• _GIVEN DATA_:
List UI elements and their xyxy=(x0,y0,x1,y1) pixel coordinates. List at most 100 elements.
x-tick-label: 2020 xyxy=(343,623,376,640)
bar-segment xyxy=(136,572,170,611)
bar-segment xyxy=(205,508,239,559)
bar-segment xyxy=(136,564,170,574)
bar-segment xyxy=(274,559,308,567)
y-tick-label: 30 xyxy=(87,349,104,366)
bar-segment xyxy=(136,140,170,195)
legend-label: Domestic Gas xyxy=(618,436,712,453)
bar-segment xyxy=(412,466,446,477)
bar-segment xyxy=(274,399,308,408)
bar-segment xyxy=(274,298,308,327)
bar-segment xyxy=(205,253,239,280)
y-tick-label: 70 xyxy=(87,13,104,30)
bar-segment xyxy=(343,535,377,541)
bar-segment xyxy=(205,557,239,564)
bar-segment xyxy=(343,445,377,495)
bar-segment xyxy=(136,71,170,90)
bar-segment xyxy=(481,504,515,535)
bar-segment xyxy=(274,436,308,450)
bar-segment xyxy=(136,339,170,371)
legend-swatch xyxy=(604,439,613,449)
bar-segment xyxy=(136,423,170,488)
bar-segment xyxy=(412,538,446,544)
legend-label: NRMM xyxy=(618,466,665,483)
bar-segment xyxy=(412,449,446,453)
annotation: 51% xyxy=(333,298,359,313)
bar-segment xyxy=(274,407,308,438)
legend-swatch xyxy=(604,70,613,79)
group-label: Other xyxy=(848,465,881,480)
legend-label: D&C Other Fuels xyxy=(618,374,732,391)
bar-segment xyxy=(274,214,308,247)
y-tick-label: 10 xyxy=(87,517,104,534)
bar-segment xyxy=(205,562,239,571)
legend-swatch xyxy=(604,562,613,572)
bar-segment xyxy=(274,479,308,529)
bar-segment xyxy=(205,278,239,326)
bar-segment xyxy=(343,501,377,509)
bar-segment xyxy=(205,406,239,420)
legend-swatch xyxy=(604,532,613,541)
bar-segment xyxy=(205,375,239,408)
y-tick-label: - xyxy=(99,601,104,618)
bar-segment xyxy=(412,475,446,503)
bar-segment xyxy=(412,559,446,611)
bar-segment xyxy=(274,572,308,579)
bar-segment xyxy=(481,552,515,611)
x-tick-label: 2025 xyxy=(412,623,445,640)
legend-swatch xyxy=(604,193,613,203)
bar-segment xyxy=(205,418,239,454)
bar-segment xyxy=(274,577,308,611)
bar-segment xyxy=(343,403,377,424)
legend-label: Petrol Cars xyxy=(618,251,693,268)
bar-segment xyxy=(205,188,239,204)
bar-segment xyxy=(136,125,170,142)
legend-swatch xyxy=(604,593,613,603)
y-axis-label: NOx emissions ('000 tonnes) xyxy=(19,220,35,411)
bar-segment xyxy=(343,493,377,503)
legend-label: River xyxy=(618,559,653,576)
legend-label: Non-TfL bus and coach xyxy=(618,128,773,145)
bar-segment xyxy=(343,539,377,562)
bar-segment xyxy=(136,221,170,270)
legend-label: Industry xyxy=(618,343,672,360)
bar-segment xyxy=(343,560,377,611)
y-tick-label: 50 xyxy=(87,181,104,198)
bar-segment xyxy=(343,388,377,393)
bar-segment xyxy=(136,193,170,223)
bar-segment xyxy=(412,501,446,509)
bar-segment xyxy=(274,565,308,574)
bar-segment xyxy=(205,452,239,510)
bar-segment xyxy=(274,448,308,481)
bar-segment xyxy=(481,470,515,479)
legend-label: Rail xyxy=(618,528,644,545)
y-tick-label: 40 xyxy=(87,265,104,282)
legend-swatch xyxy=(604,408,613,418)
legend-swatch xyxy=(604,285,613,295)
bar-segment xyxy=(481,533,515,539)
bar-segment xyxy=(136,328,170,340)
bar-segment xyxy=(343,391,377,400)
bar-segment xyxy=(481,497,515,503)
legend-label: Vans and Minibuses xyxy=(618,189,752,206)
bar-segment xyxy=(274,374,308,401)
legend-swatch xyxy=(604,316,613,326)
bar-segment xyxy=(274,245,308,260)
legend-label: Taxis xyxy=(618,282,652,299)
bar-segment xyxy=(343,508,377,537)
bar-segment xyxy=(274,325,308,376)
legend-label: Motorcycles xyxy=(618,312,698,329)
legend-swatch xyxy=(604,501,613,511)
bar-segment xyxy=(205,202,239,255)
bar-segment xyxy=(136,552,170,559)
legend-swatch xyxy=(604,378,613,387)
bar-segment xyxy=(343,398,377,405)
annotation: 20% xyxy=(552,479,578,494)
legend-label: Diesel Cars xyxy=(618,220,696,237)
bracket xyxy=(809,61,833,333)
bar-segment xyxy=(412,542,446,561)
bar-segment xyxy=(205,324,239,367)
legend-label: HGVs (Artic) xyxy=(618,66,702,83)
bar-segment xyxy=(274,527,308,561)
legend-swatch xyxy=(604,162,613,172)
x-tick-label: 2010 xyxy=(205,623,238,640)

• _REQUIREMENTS_: Recast every line of the listing above as a numbered list, omitting any blank lines.

• _EXERCISE ANSWER_:
1. List UI elements and their xyxy=(x0,y0,x1,y1) pixel coordinates. List at most 100 elements.
2. x-tick-label: 2020 xyxy=(343,623,376,640)
3. bar-segment xyxy=(136,572,170,611)
4. bar-segment xyxy=(205,508,239,559)
5. bar-segment xyxy=(136,564,170,574)
6. bar-segment xyxy=(274,559,308,567)
7. y-tick-label: 30 xyxy=(87,349,104,366)
8. bar-segment xyxy=(136,140,170,195)
9. legend-label: Domestic Gas xyxy=(618,436,712,453)
10. bar-segment xyxy=(412,466,446,477)
11. bar-segment xyxy=(274,399,308,408)
12. bar-segment xyxy=(274,298,308,327)
13. bar-segment xyxy=(205,253,239,280)
14. y-tick-label: 70 xyxy=(87,13,104,30)
15. bar-segment xyxy=(343,535,377,541)
16. bar-segment xyxy=(205,557,239,564)
17. bar-segment xyxy=(343,445,377,495)
18. bar-segment xyxy=(136,71,170,90)
19. bar-segment xyxy=(481,504,515,535)
20. bar-segment xyxy=(274,436,308,450)
21. bar-segment xyxy=(136,339,170,371)
22. legend-swatch xyxy=(604,439,613,449)
23. bar-segment xyxy=(136,423,170,488)
24. bar-segment xyxy=(412,538,446,544)
25. legend-label: NRMM xyxy=(618,466,665,483)
26. bar-segment xyxy=(412,449,446,453)
27. annotation: 51% xyxy=(333,298,359,313)
28. bar-segment xyxy=(274,407,308,438)
29. legend-swatch xyxy=(604,70,613,79)
30. group-label: Other xyxy=(848,465,881,480)
31. legend-label: D&C Other Fuels xyxy=(618,374,732,391)
32. bar-segment xyxy=(274,214,308,247)
33. y-tick-label: 10 xyxy=(87,517,104,534)
34. bar-segment xyxy=(205,562,239,571)
35. legend-swatch xyxy=(604,562,613,572)
36. bar-segment xyxy=(274,479,308,529)
37. bar-segment xyxy=(205,278,239,326)
38. bar-segment xyxy=(343,501,377,509)
39. bar-segment xyxy=(205,406,239,420)
40. legend-swatch xyxy=(604,532,613,541)
41. bar-segment xyxy=(205,375,239,408)
42. y-tick-label: - xyxy=(99,601,104,618)
43. bar-segment xyxy=(412,475,446,503)
44. bar-segment xyxy=(412,559,446,611)
45. bar-segment xyxy=(274,572,308,579)
46. bar-segment xyxy=(481,552,515,611)
47. x-tick-label: 2025 xyxy=(412,623,445,640)
48. legend-swatch xyxy=(604,193,613,203)
49. bar-segment xyxy=(205,418,239,454)
50. bar-segment xyxy=(274,577,308,611)
51. bar-segment xyxy=(343,403,377,424)
52. legend-label: Petrol Cars xyxy=(618,251,693,268)
53. bar-segment xyxy=(205,188,239,204)
54. bar-segment xyxy=(136,125,170,142)
55. legend-swatch xyxy=(604,593,613,603)
56. y-axis-label: NOx emissions ('000 tonnes) xyxy=(19,220,35,411)
57. bar-segment xyxy=(343,493,377,503)
58. legend-label: River xyxy=(618,559,653,576)
59. legend-label: Non-TfL bus and coach xyxy=(618,128,773,145)
60. bar-segment xyxy=(343,539,377,562)
61. bar-segment xyxy=(136,221,170,270)
62. legend-label: Industry xyxy=(618,343,672,360)
63. bar-segment xyxy=(343,560,377,611)
64. y-tick-label: 50 xyxy=(87,181,104,198)
65. bar-segment xyxy=(343,388,377,393)
66. bar-segment xyxy=(136,193,170,223)
67. bar-segment xyxy=(412,501,446,509)
68. bar-segment xyxy=(274,565,308,574)
69. bar-segment xyxy=(205,452,239,510)
70. bar-segment xyxy=(274,448,308,481)
71. bar-segment xyxy=(481,470,515,479)
72. legend-label: Rail xyxy=(618,528,644,545)
73. y-tick-label: 40 xyxy=(87,265,104,282)
74. legend-swatch xyxy=(604,408,613,418)
75. legend-swatch xyxy=(604,285,613,295)
76. bar-segment xyxy=(481,533,515,539)
77. bar-segment xyxy=(136,328,170,340)
78. bar-segment xyxy=(343,391,377,400)
79. bar-segment xyxy=(481,497,515,503)
80. legend-label: Vans and Minibuses xyxy=(618,189,752,206)
81. bar-segment xyxy=(274,374,308,401)
82. legend-swatch xyxy=(604,316,613,326)
83. bar-segment xyxy=(274,245,308,260)
84. legend-label: Taxis xyxy=(618,282,652,299)
85. bar-segment xyxy=(343,508,377,537)
86. bar-segment xyxy=(274,325,308,376)
87. legend-label: Motorcycles xyxy=(618,312,698,329)
88. legend-swatch xyxy=(604,501,613,511)
89. bar-segment xyxy=(205,202,239,255)
90. bar-segment xyxy=(136,552,170,559)
91. legend-swatch xyxy=(604,378,613,387)
92. bar-segment xyxy=(343,398,377,405)
93. annotation: 20% xyxy=(552,479,578,494)
94. legend-label: Diesel Cars xyxy=(618,220,696,237)
95. bracket xyxy=(809,61,833,333)
96. bar-segment xyxy=(412,542,446,561)
97. bar-segment xyxy=(205,324,239,367)
98. legend-label: HGVs (Artic) xyxy=(618,66,702,83)
99. bar-segment xyxy=(274,527,308,561)
100. legend-swatch xyxy=(604,162,613,172)
101. x-tick-label: 2010 xyxy=(205,623,238,640)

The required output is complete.